_The problem_:
Go through the material below and copy each line where the word "name" appears.

---- Data provided

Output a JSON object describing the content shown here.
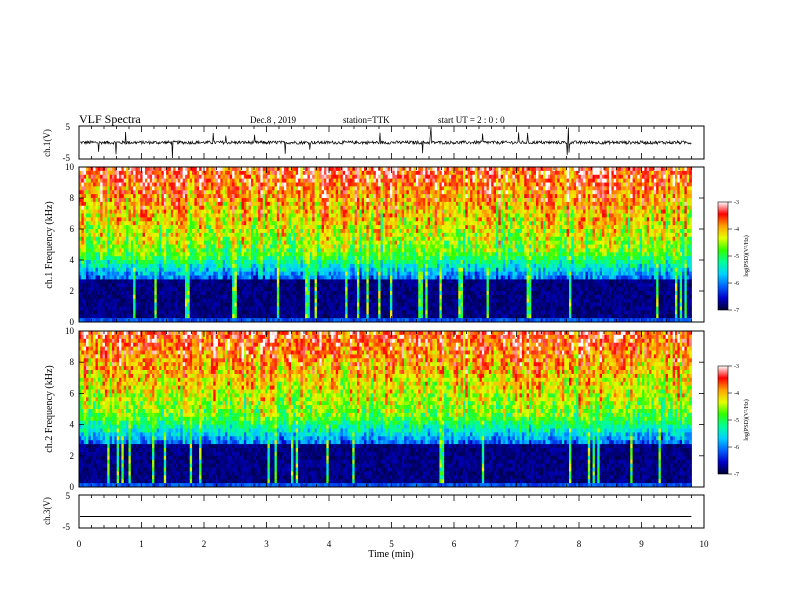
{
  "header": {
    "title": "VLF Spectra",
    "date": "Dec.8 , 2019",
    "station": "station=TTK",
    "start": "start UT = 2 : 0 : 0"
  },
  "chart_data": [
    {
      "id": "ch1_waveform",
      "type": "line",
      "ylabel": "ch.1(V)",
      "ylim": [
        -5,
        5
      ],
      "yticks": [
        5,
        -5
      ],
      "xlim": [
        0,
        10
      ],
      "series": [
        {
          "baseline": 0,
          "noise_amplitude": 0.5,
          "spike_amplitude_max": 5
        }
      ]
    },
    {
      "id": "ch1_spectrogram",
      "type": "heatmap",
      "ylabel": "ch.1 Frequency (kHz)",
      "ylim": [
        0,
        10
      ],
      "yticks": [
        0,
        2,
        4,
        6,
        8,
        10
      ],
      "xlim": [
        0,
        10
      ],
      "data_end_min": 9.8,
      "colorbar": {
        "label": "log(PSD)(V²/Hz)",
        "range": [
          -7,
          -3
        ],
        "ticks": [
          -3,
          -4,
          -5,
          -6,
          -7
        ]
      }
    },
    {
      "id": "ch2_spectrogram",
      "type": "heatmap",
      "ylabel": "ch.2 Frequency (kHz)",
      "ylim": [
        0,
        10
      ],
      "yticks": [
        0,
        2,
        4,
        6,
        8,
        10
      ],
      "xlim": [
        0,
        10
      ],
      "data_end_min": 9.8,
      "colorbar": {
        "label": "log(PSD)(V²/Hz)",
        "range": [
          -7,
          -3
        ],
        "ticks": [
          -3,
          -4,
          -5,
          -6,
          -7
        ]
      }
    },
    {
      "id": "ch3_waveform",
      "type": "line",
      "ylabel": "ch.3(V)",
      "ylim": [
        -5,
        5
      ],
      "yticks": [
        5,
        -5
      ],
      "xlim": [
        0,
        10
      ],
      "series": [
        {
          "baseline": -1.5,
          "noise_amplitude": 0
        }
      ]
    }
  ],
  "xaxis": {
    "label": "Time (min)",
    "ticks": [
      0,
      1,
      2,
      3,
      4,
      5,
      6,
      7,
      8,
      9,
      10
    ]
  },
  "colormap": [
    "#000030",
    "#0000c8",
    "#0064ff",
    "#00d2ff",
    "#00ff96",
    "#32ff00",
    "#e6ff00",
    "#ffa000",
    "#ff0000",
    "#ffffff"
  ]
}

--------
---- Data provided

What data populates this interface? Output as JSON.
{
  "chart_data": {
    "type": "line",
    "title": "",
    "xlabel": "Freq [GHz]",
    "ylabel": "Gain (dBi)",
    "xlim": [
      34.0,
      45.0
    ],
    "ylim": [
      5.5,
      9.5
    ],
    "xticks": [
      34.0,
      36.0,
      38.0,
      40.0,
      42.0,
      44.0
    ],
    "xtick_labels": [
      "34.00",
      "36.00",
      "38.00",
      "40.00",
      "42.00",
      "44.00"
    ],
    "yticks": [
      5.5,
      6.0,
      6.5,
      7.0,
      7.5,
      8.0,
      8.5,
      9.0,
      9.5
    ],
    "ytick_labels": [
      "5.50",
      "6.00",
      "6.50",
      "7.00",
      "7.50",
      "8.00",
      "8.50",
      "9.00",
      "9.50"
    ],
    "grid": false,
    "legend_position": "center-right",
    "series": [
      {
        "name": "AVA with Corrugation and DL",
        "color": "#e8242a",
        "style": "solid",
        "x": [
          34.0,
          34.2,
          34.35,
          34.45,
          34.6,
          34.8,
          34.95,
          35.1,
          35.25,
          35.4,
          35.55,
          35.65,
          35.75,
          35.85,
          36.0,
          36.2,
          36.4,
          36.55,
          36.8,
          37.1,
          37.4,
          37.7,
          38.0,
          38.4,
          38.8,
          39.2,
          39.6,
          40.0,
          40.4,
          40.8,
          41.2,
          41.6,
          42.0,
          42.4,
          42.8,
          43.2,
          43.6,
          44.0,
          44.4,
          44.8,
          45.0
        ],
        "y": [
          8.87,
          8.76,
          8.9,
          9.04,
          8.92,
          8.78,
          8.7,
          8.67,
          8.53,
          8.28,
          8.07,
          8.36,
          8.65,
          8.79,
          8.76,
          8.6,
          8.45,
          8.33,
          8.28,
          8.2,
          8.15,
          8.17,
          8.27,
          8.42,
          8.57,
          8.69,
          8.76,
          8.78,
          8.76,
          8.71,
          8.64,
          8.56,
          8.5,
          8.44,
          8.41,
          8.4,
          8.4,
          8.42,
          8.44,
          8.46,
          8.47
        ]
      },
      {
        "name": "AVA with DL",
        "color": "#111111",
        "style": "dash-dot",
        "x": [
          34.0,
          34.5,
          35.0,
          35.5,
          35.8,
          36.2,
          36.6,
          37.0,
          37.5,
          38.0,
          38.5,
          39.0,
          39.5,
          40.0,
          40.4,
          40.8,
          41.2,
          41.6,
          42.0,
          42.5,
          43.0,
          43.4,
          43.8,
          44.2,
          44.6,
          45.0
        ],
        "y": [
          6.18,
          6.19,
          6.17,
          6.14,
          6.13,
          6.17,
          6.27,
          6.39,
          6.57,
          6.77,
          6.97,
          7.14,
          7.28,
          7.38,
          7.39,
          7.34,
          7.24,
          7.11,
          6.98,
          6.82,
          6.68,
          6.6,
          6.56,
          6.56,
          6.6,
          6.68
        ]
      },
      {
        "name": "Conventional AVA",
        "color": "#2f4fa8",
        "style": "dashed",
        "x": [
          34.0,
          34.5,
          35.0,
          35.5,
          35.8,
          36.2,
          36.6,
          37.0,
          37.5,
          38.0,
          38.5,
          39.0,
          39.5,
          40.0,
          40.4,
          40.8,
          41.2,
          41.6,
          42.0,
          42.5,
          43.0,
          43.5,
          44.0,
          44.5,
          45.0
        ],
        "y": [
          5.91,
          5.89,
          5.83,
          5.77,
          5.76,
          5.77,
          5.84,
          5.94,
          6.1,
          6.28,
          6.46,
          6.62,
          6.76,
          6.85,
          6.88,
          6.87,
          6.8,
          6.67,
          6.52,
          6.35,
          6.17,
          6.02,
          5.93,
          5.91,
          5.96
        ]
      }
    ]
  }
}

--------
---- Data provided

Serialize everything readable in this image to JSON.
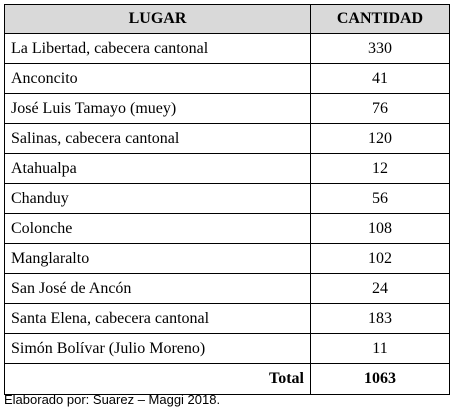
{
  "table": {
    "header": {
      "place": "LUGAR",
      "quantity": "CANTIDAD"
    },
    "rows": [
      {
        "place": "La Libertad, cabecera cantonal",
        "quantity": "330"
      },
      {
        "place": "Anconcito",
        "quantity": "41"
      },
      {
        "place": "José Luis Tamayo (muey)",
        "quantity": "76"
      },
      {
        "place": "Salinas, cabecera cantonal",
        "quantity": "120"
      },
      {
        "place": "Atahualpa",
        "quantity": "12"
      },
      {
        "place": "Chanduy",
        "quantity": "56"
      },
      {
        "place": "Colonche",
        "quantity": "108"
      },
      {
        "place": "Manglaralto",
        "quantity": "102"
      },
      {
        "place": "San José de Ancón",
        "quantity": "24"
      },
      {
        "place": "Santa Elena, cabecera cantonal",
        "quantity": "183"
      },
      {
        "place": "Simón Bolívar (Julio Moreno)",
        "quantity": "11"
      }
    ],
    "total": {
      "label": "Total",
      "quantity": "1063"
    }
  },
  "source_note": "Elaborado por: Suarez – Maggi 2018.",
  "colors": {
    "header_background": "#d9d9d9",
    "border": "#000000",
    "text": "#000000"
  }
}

--------

_Finished task_:
        "name": "AVA with Corrugation and DL",
        "name": "AVA with DL",
        "name": "Conventional AVA",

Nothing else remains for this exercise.